Data for the task
— begin —
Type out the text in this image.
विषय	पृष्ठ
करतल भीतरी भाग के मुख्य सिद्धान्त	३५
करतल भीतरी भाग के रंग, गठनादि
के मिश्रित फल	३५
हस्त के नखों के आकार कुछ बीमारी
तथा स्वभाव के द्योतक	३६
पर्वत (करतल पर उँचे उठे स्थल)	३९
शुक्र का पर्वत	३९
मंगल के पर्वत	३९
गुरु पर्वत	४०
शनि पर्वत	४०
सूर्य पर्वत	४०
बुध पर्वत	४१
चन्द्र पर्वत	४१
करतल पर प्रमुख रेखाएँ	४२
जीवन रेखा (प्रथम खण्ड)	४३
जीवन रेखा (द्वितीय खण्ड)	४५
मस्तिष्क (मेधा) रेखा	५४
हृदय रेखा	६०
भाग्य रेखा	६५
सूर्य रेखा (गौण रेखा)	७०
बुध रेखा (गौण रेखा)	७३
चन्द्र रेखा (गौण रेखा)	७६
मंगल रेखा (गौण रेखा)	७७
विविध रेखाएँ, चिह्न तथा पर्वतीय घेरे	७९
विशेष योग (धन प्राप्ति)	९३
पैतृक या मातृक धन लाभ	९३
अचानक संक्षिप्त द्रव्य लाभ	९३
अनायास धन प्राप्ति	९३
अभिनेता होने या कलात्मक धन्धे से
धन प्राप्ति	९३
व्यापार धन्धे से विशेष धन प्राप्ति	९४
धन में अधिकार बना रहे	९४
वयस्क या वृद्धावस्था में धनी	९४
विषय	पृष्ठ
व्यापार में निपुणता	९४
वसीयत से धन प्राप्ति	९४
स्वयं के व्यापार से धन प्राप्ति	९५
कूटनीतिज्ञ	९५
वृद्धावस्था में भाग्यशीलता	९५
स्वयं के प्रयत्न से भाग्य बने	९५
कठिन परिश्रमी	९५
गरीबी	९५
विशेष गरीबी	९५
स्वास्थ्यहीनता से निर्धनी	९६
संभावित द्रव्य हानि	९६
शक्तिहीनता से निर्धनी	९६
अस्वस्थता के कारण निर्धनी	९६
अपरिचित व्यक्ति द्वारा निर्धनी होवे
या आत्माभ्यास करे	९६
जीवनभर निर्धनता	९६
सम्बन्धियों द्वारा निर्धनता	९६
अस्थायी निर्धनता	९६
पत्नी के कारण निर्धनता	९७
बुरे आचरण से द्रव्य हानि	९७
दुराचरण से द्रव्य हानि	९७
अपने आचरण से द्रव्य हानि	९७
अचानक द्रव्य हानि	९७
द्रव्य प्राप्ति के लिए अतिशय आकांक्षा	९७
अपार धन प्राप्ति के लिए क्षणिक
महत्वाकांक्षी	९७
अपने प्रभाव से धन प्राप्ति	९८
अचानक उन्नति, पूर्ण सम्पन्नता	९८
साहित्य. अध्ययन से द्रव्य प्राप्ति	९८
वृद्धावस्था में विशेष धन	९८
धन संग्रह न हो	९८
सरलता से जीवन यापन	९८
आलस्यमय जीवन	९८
— end —
Short exercise
Using the data above, return each line exactly as written.

Solution
Type out the text in this image.
विषय	पृष्ठ
करतल भीतरी भाग के मुख्य सिद्धान्त	३५
करतल भीतरी भाग के रंग, गठनादि
के मिश्रित फल	३५
हस्त के नखों के आकार कुछ बीमारी
तथा स्वभाव के द्योतक	३६
पर्वत (करतल पर उँचे उठे स्थल)	३९
शुक्र का पर्वत	३९
मंगल के पर्वत	३९
गुरु पर्वत	४०
शनि पर्वत	४०
सूर्य पर्वत	४०
बुध पर्वत	४१
चन्द्र पर्वत	४१
करतल पर प्रमुख रेखाएँ	४२
जीवन रेखा (प्रथम खण्ड)	४३
जीवन रेखा (द्वितीय खण्ड)	४५
मस्तिष्क (मेधा) रेखा	५४
हृदय रेखा	६०
भाग्य रेखा	६५
सूर्य रेखा (गौण रेखा)	७०
बुध रेखा (गौण रेखा)	७३
चन्द्र रेखा (गौण रेखा)	७६
मंगल रेखा (गौण रेखा)	७७
विविध रेखाएँ, चिह्न तथा पर्वतीय घेरे	७९
विशेष योग (धन प्राप्ति)	९३
पैतृक या मातृक धन लाभ	९३
अचानक संक्षिप्त द्रव्य लाभ	९३
अनायास धन प्राप्ति	९३
अभिनेता होने या कलात्मक धन्धे से
धन प्राप्ति	९३
व्यापार धन्धे से विशेष धन प्राप्ति	९४
धन में अधिकार बना रहे	९४
वयस्क या वृद्धावस्था में धनी	९४
विषय	पृष्ठ
व्यापार में निपुणता	९४
वसीयत से धन प्राप्ति	९४
स्वयं के व्यापार से धन प्राप्ति	९५
कूटनीतिज्ञ	९५
वृद्धावस्था में भाग्यशीलता	९५
स्वयं के प्रयत्न से भाग्य बने	९५
कठिन परिश्रमी	९५
गरीबी	९५
विशेष गरीबी	९५
स्वास्थ्यहीनता से निर्धनी	९६
संभावित द्रव्य हानि	९६
शक्तिहीनता से निर्धनी	९६
अस्वस्थता के कारण निर्धनी	९६
अपरिचित व्यक्ति द्वारा निर्धनी होवे
या आत्माभ्यास करे	९६
जीवनभर निर्धनता	९६
सम्बन्धियों द्वारा निर्धनता	९६
अस्थायी निर्धनता	९६
पत्नी के कारण निर्धनता	९७
बुरे आचरण से द्रव्य हानि	९७
दुराचरण से द्रव्य हानि	९७
अपने आचरण से द्रव्य हानि	९७
अचानक द्रव्य हानि	९७
द्रव्य प्राप्ति के लिए अतिशय आकांक्षा	९७
अपार धन प्राप्ति के लिए क्षणिक
महत्वाकांक्षी	९७
अपने प्रभाव से धन प्राप्ति	९८
अचानक उन्नति, पूर्ण सम्पन्नता	९८
साहित्य. अध्ययन से द्रव्य प्राप्ति	९८
वृद्धावस्था में विशेष धन	९८
धन संग्रह न हो	९८
सरलता से जीवन यापन	९८
आलस्यमय जीवन	९८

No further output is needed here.